§ **PROBLEM STATEMENT**
Transcribe every record that appears below, exactly and in full.

§ **RECORDS SUPPLIED**

--------------------------------------------------

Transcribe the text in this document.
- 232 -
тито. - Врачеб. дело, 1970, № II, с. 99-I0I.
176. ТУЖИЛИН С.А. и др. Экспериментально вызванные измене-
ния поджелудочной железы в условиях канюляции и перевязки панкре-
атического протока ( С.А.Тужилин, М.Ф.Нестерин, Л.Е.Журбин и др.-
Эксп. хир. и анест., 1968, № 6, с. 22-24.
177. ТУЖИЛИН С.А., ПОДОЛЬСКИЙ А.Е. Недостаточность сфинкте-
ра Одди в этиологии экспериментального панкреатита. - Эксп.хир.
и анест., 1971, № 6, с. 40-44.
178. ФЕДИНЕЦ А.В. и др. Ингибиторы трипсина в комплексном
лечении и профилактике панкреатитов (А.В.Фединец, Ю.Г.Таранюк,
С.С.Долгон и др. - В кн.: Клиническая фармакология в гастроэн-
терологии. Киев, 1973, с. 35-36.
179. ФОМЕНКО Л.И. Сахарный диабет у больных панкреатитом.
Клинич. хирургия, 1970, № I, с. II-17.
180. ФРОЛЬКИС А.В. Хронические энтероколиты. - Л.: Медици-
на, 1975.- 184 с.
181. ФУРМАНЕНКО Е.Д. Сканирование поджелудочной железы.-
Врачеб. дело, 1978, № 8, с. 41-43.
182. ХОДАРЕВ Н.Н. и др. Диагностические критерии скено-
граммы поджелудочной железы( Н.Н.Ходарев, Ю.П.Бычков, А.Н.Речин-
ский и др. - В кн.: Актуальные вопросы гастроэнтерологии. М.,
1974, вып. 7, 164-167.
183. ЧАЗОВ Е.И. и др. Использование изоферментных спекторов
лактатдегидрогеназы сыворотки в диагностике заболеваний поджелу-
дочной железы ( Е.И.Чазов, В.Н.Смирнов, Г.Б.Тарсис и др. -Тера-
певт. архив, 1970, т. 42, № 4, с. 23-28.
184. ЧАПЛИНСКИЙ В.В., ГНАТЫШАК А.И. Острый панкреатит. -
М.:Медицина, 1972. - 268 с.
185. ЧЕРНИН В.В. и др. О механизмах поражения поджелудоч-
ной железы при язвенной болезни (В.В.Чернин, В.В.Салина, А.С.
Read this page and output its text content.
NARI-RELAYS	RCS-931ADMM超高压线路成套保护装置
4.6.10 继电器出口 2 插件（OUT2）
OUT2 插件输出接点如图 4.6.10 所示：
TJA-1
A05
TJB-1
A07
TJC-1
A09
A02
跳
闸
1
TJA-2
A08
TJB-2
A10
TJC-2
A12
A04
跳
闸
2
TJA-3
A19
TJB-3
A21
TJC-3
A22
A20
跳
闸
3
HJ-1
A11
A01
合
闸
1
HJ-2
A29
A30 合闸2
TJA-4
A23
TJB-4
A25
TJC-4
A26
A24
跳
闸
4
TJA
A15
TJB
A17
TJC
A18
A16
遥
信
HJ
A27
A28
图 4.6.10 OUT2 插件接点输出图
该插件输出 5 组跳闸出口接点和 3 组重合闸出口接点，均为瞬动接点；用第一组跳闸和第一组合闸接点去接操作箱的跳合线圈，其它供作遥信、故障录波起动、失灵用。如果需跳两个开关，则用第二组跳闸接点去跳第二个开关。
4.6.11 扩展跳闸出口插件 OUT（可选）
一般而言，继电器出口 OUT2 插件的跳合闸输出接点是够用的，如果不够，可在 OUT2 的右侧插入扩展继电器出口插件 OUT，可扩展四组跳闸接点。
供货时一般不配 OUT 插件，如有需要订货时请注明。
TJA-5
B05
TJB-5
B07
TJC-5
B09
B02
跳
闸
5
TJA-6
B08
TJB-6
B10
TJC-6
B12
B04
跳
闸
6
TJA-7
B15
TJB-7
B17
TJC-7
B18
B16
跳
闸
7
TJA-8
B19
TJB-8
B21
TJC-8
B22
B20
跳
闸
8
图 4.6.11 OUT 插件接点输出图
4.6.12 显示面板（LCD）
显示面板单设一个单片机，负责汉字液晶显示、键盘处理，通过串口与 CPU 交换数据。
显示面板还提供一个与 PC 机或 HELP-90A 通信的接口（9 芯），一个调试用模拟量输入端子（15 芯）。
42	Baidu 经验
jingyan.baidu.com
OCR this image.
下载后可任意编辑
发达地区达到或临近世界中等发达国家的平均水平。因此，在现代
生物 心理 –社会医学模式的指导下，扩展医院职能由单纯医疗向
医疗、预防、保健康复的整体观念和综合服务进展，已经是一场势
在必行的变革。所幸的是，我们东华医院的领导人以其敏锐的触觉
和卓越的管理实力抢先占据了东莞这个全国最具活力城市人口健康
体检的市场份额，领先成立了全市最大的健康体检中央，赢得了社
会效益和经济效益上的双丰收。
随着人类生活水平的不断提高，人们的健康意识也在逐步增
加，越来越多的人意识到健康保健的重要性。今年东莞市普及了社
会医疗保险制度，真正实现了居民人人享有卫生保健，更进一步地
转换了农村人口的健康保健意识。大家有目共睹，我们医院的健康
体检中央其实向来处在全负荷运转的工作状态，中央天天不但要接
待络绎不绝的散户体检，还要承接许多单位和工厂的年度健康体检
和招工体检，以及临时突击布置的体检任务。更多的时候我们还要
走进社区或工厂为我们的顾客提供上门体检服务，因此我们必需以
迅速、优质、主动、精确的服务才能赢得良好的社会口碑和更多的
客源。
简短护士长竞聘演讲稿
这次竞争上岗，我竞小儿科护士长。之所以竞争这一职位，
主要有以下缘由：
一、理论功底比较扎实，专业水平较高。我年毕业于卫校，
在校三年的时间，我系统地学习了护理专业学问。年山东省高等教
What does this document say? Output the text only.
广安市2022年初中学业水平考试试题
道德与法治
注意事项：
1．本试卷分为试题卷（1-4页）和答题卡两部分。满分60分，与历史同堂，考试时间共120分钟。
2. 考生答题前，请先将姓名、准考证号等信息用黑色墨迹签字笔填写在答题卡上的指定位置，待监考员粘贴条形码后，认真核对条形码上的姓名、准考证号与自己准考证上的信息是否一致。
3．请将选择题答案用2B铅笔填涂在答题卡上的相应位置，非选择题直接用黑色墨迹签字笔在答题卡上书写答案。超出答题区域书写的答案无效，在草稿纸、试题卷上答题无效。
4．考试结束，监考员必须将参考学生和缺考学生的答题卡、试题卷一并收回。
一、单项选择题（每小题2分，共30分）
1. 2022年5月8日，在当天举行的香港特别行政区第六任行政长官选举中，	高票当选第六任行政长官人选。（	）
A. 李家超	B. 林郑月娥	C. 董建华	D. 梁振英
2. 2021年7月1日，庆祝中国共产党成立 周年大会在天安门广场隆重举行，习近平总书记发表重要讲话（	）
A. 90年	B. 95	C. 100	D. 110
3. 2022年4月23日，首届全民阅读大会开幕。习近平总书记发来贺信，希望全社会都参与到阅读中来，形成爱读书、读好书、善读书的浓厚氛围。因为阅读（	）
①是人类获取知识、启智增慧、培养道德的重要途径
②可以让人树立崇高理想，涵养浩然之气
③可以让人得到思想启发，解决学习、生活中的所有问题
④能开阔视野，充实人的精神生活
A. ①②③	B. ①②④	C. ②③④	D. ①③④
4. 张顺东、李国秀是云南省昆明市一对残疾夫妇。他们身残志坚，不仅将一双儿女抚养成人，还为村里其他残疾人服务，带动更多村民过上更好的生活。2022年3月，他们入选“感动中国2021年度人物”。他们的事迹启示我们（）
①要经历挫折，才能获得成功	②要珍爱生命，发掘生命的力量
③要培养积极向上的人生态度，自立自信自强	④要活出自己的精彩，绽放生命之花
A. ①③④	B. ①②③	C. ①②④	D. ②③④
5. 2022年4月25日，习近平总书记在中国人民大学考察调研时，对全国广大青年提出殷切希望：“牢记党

--------------------------------------------------

§ **RESULT FOR THIS EXERCISE**
Transcribe the text in this document.
- 232 -
тито. - Врачеб. дело, 1970, № II, с. 99-I0I.
176. ТУЖИЛИН С.А. и др. Экспериментально вызванные измене-
ния поджелудочной железы в условиях канюляции и перевязки панкре-
атического протока ( С.А.Тужилин, М.Ф.Нестерин, Л.Е.Журбин и др.-
Эксп. хир. и анест., 1968, № 6, с. 22-24.
177. ТУЖИЛИН С.А., ПОДОЛЬСКИЙ А.Е. Недостаточность сфинкте-
ра Одди в этиологии экспериментального панкреатита. - Эксп.хир.
и анест., 1971, № 6, с. 40-44.
178. ФЕДИНЕЦ А.В. и др. Ингибиторы трипсина в комплексном
лечении и профилактике панкреатитов (А.В.Фединец, Ю.Г.Таранюк,
С.С.Долгон и др. - В кн.: Клиническая фармакология в гастроэн-
терологии. Киев, 1973, с. 35-36.
179. ФОМЕНКО Л.И. Сахарный диабет у больных панкреатитом.
Клинич. хирургия, 1970, № I, с. II-17.
180. ФРОЛЬКИС А.В. Хронические энтероколиты. - Л.: Медици-
на, 1975.- 184 с.
181. ФУРМАНЕНКО Е.Д. Сканирование поджелудочной железы.-
Врачеб. дело, 1978, № 8, с. 41-43.
182. ХОДАРЕВ Н.Н. и др. Диагностические критерии скено-
граммы поджелудочной железы( Н.Н.Ходарев, Ю.П.Бычков, А.Н.Речин-
ский и др. - В кн.: Актуальные вопросы гастроэнтерологии. М.,
1974, вып. 7, 164-167.
183. ЧАЗОВ Е.И. и др. Использование изоферментных спекторов
лактатдегидрогеназы сыворотки в диагностике заболеваний поджелу-
дочной железы ( Е.И.Чазов, В.Н.Смирнов, Г.Б.Тарсис и др. -Тера-
певт. архив, 1970, т. 42, № 4, с. 23-28.
184. ЧАПЛИНСКИЙ В.В., ГНАТЫШАК А.И. Острый панкреатит. -
М.:Медицина, 1972. - 268 с.
185. ЧЕРНИН В.В. и др. О механизмах поражения поджелудоч-
ной железы при язвенной болезни (В.В.Чернин, В.В.Салина, А.С.
Read this page and output its text content.
NARI-RELAYS	RCS-931ADMM超高压线路成套保护装置
4.6.10 继电器出口 2 插件（OUT2）
OUT2 插件输出接点如图 4.6.10 所示：
TJA-1
A05
TJB-1
A07
TJC-1
A09
A02
跳
闸
1
TJA-2
A08
TJB-2
A10
TJC-2
A12
A04
跳
闸
2
TJA-3
A19
TJB-3
A21
TJC-3
A22
A20
跳
闸
3
HJ-1
A11
A01
合
闸
1
HJ-2
A29
A30 合闸2
TJA-4
A23
TJB-4
A25
TJC-4
A26
A24
跳
闸
4
TJA
A15
TJB
A17
TJC
A18
A16
遥
信
HJ
A27
A28
图 4.6.10 OUT2 插件接点输出图
该插件输出 5 组跳闸出口接点和 3 组重合闸出口接点，均为瞬动接点；用第一组跳闸和第一组合闸接点去接操作箱的跳合线圈，其它供作遥信、故障录波起动、失灵用。如果需跳两个开关，则用第二组跳闸接点去跳第二个开关。
4.6.11 扩展跳闸出口插件 OUT（可选）
一般而言，继电器出口 OUT2 插件的跳合闸输出接点是够用的，如果不够，可在 OUT2 的右侧插入扩展继电器出口插件 OUT，可扩展四组跳闸接点。
供货时一般不配 OUT 插件，如有需要订货时请注明。
TJA-5
B05
TJB-5
B07
TJC-5
B09
B02
跳
闸
5
TJA-6
B08
TJB-6
B10
TJC-6
B12
B04
跳
闸
6
TJA-7
B15
TJB-7
B17
TJC-7
B18
B16
跳
闸
7
TJA-8
B19
TJB-8
B21
TJC-8
B22
B20
跳
闸
8
图 4.6.11 OUT 插件接点输出图
4.6.12 显示面板（LCD）
显示面板单设一个单片机，负责汉字液晶显示、键盘处理，通过串口与 CPU 交换数据。
显示面板还提供一个与 PC 机或 HELP-90A 通信的接口（9 芯），一个调试用模拟量输入端子（15 芯）。
42	Baidu 经验
jingyan.baidu.com
OCR this image.
下载后可任意编辑
发达地区达到或临近世界中等发达国家的平均水平。因此，在现代
生物 心理 –社会医学模式的指导下，扩展医院职能由单纯医疗向
医疗、预防、保健康复的整体观念和综合服务进展，已经是一场势
在必行的变革。所幸的是，我们东华医院的领导人以其敏锐的触觉
和卓越的管理实力抢先占据了东莞这个全国最具活力城市人口健康
体检的市场份额，领先成立了全市最大的健康体检中央，赢得了社
会效益和经济效益上的双丰收。
随着人类生活水平的不断提高，人们的健康意识也在逐步增
加，越来越多的人意识到健康保健的重要性。今年东莞市普及了社
会医疗保险制度，真正实现了居民人人享有卫生保健，更进一步地
转换了农村人口的健康保健意识。大家有目共睹，我们医院的健康
体检中央其实向来处在全负荷运转的工作状态，中央天天不但要接
待络绎不绝的散户体检，还要承接许多单位和工厂的年度健康体检
和招工体检，以及临时突击布置的体检任务。更多的时候我们还要
走进社区或工厂为我们的顾客提供上门体检服务，因此我们必需以
迅速、优质、主动、精确的服务才能赢得良好的社会口碑和更多的
客源。
简短护士长竞聘演讲稿
这次竞争上岗，我竞小儿科护士长。之所以竞争这一职位，
主要有以下缘由：
一、理论功底比较扎实，专业水平较高。我年毕业于卫校，
在校三年的时间，我系统地学习了护理专业学问。年山东省高等教
What does this document say? Output the text only.
广安市2022年初中学业水平考试试题
道德与法治
注意事项：
1．本试卷分为试题卷（1-4页）和答题卡两部分。满分60分，与历史同堂，考试时间共120分钟。
2. 考生答题前，请先将姓名、准考证号等信息用黑色墨迹签字笔填写在答题卡上的指定位置，待监考员粘贴条形码后，认真核对条形码上的姓名、准考证号与自己准考证上的信息是否一致。
3．请将选择题答案用2B铅笔填涂在答题卡上的相应位置，非选择题直接用黑色墨迹签字笔在答题卡上书写答案。超出答题区域书写的答案无效，在草稿纸、试题卷上答题无效。
4．考试结束，监考员必须将参考学生和缺考学生的答题卡、试题卷一并收回。
一、单项选择题（每小题2分，共30分）
1. 2022年5月8日，在当天举行的香港特别行政区第六任行政长官选举中，	高票当选第六任行政长官人选。（	）
A. 李家超	B. 林郑月娥	C. 董建华	D. 梁振英
2. 2021年7月1日，庆祝中国共产党成立 周年大会在天安门广场隆重举行，习近平总书记发表重要讲话（	）
A. 90年	B. 95	C. 100	D. 110
3. 2022年4月23日，首届全民阅读大会开幕。习近平总书记发来贺信，希望全社会都参与到阅读中来，形成爱读书、读好书、善读书的浓厚氛围。因为阅读（	）
①是人类获取知识、启智增慧、培养道德的重要途径
②可以让人树立崇高理想，涵养浩然之气
③可以让人得到思想启发，解决学习、生活中的所有问题
④能开阔视野，充实人的精神生活
A. ①②③	B. ①②④	C. ②③④	D. ①③④
4. 张顺东、李国秀是云南省昆明市一对残疾夫妇。他们身残志坚，不仅将一双儿女抚养成人，还为村里其他残疾人服务，带动更多村民过上更好的生活。2022年3月，他们入选“感动中国2021年度人物”。他们的事迹启示我们（）
①要经历挫折，才能获得成功	②要珍爱生命，发掘生命的力量
③要培养积极向上的人生态度，自立自信自强	④要活出自己的精彩，绽放生命之花
A. ①③④	B. ①②③	C. ①②④	D. ②③④
5. 2022年4月25日，习近平总书记在中国人民大学考察调研时，对全国广大青年提出殷切希望：“牢记党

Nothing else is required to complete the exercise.